Document text>

As she tried reading Internal Medicine off her iPad while checking news on her phone, she frantically called her parents who told her that schools had closed in the region. People had rushed to the bakeries to buy all the bread they can get. Grains had run out of the market in minutes. Flashback to 9 years prior to presentation, in 2015. Welcome to Lebanon, where the fragile stability in which you try to thrive can be taken away in a second.

For several tense hours, we all wondered what awaited us next. Would we have to go through yet another July war, but in January? Can we handle another war? Do we really want another exacerbation of the situation we’re perpetually in?

As I caught up with news online, I remembered back in July 2014, at the ER of the hospital I’m rotating in when a colleague from the South told me about the house his family had built.

It was a big mansion near Tyr, he said. A massive structure with dozens of rooms and beautiful views, he boasted. They were building it before 2006 but it got destroyed in the war by an Israeli shelling. His moment of pride came when he shared with me how in the 8 years since, his family had rebuilt the entire house, this time bigger, fancier, bolder, and that when the mansion gets destroyed again, as he was sure it would, they would be only too willing to rebuild it once more, bigger, fancier and bolder. “I miss war,” he said. “I can feel my body itching to fight.”

I shrugged him off back then, despite me knowing that he echoed a lot of people in his sentiment. It was madness to me that this cycle would become close to normality. In Lebanon, it is normality.

As such, following the attack on Wednesday, many figured bringing up the data-side of 2006 would sober up some people. 1300 dead, billions in damages, ruined infrastructure, bridges destroyed beyond recognition, economy in tatters, millions of cluster bombs, political repercussions from which we haven’t begun to recuperate 9 years later, just to name a few.

In a way, if all of the previously mentioned data existed in another country, it would guide people away from what caused them, towards more stability, more security, and less volatility. In Lebanon, however, these statistics are as irrelevant as this blogpost you are wasting your time reading.

We are a country ruled by law of emotion. This is not exclusive to Hezbollah and its supporters. It transcends them to all sects and regions. Those up in a fit about Nasrallah’s speech today would only gladly shoot up in the air hundreds of bullets when their politician graces other screens and would also pump their fist in their air in synchrony with the see of “labbaykas” they are in.

People convince themselves that their politics today are what they are because of current times. Those views, however, always stem – almost with no exception – from those same political parties benefitting their supporters in one way or another: protection during the Civil War, financial support in times of need, cover-ups for high profile murders (Yves Nawfal anyone?), wastas for med school admissions….

(Page segmentation data)
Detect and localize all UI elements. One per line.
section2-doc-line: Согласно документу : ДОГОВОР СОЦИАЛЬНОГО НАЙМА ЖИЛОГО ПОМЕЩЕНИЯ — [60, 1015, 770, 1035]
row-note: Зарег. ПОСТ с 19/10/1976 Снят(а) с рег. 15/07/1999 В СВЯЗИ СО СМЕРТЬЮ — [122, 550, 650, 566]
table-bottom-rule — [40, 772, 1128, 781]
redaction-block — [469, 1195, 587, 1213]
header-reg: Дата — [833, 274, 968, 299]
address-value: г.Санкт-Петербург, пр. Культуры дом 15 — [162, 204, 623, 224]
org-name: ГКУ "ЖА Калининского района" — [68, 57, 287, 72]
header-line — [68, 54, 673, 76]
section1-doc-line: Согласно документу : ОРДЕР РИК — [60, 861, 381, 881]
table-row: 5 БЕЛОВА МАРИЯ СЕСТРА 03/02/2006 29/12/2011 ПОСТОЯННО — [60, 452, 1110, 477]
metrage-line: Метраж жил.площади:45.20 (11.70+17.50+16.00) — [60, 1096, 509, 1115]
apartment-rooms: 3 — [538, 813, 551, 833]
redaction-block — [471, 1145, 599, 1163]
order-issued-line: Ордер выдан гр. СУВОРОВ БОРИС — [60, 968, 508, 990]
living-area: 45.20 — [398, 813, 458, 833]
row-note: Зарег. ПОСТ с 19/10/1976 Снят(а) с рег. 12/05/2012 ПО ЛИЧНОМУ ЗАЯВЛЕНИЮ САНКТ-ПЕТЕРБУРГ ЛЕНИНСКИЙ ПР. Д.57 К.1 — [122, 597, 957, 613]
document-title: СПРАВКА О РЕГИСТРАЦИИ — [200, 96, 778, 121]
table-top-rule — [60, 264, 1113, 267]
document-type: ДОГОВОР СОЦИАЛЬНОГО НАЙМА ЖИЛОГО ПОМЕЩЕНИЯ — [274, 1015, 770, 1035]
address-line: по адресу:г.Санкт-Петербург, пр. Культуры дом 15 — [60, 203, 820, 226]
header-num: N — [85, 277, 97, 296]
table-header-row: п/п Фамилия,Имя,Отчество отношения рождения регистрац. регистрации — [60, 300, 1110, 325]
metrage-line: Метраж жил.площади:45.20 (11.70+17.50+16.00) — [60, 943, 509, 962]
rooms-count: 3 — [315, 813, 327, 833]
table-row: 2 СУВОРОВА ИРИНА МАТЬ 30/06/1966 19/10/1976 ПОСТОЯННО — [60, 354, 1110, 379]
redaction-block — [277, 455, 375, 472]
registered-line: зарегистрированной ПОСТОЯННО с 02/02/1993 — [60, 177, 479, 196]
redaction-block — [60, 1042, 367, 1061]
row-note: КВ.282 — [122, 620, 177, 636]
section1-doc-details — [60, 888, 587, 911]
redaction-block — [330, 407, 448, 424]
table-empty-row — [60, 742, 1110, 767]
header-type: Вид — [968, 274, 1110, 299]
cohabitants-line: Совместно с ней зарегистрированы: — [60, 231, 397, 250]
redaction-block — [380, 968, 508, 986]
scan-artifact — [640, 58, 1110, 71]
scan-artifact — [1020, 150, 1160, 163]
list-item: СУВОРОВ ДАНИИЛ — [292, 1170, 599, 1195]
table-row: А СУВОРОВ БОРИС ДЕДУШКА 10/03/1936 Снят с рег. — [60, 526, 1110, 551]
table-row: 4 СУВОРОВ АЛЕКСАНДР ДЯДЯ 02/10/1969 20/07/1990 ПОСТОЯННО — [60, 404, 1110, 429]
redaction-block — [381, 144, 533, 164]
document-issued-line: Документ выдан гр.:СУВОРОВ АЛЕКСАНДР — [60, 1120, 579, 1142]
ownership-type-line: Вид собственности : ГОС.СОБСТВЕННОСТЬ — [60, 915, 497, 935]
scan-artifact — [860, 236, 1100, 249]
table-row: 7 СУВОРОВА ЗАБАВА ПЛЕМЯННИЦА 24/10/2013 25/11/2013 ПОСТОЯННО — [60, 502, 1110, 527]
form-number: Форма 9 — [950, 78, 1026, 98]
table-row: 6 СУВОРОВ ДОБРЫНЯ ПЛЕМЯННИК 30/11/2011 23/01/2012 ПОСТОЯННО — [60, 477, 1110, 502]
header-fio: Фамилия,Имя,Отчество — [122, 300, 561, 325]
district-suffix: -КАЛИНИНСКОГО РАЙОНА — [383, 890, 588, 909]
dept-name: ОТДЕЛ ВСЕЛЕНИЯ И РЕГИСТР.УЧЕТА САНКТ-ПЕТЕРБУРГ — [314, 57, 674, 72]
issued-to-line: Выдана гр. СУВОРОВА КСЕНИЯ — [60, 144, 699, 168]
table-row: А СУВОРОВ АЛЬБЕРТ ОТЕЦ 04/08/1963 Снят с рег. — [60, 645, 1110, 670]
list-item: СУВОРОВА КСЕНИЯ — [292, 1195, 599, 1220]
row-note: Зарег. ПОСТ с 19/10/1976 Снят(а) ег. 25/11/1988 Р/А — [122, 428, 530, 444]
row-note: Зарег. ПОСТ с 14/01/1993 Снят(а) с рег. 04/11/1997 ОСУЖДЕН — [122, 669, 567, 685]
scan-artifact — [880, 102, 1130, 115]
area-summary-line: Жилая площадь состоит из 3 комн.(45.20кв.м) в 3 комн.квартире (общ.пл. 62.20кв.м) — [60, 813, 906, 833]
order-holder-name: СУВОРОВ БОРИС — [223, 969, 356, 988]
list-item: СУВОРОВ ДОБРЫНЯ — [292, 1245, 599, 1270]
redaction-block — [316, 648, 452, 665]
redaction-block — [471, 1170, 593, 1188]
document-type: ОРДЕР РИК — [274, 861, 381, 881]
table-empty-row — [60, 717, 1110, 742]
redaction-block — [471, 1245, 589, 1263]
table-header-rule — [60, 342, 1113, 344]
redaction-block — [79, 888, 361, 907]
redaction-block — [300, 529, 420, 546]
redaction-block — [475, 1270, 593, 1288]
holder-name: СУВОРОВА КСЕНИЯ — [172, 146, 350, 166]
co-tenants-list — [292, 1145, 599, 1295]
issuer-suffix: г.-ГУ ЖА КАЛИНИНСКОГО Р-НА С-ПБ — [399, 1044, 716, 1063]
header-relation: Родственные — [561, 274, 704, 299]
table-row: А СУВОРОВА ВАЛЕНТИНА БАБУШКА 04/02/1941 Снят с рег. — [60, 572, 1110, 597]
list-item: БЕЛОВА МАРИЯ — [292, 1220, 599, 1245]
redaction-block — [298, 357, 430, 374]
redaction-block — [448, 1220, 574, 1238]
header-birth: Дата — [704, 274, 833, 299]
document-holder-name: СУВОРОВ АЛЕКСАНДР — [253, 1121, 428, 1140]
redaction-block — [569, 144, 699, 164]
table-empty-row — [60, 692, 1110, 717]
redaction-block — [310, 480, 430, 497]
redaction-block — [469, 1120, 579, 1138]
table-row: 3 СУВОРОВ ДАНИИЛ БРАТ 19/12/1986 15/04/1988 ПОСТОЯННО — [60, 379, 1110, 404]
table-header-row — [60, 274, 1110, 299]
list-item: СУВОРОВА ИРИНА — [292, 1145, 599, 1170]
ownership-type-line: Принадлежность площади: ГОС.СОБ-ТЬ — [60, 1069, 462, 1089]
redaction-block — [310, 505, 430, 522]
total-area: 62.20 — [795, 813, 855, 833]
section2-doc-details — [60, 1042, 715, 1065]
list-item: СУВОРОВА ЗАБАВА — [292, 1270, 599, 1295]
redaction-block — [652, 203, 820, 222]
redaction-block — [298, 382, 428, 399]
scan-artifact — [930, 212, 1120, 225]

The task> From the blog post about Lebanon, output the passage starting with "As such, following" and going on through "your time reading.".

Answer to the problem>
As such, following the attack on Wednesday, many figured bringing up the data-side of 2006 would sober up some people. 1300 dead, billions in damages, ruined infrastructure, bridges destroyed beyond recognition, economy in tatters, millions of cluster bombs, political repercussions from which we haven’t begun to recuperate 9 years later, just to name a few.

In a way, if all of the previously mentioned data existed in another country, it would guide people away from what caused them, towards more stability, more security, and less volatility. In Lebanon, however, these statistics are as irrelevant as this blogpost you are wasting your time reading.